━━━━━ RECORDS SHOWN ━━━━━

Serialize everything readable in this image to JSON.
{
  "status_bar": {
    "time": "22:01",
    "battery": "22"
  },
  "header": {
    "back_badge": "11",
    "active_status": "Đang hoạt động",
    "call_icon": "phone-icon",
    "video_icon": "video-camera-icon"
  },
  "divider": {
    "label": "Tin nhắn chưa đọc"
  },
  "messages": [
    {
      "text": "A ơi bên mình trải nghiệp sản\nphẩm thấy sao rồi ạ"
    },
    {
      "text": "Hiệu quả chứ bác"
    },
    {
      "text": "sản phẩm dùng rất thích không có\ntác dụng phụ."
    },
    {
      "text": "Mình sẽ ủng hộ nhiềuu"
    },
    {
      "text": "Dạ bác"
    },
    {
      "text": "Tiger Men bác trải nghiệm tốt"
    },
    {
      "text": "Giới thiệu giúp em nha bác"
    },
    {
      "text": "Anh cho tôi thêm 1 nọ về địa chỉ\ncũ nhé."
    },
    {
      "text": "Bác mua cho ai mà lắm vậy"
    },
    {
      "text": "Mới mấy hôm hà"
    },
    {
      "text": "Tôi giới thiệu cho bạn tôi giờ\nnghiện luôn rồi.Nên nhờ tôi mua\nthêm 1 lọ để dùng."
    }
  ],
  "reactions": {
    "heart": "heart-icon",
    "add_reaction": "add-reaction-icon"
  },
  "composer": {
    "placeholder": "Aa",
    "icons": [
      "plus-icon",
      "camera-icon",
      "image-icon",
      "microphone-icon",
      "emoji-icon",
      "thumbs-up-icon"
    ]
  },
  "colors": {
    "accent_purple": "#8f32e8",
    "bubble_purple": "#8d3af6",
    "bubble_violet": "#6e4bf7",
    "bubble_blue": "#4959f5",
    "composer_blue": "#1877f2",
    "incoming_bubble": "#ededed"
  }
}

━━━━━

- [WHAT TO PRODUCE] Identify each line in the entries with the word "camera" and copy it.

- [TASK RESPONSE]
    "video_icon": "video-camera-icon"
      "camera-icon",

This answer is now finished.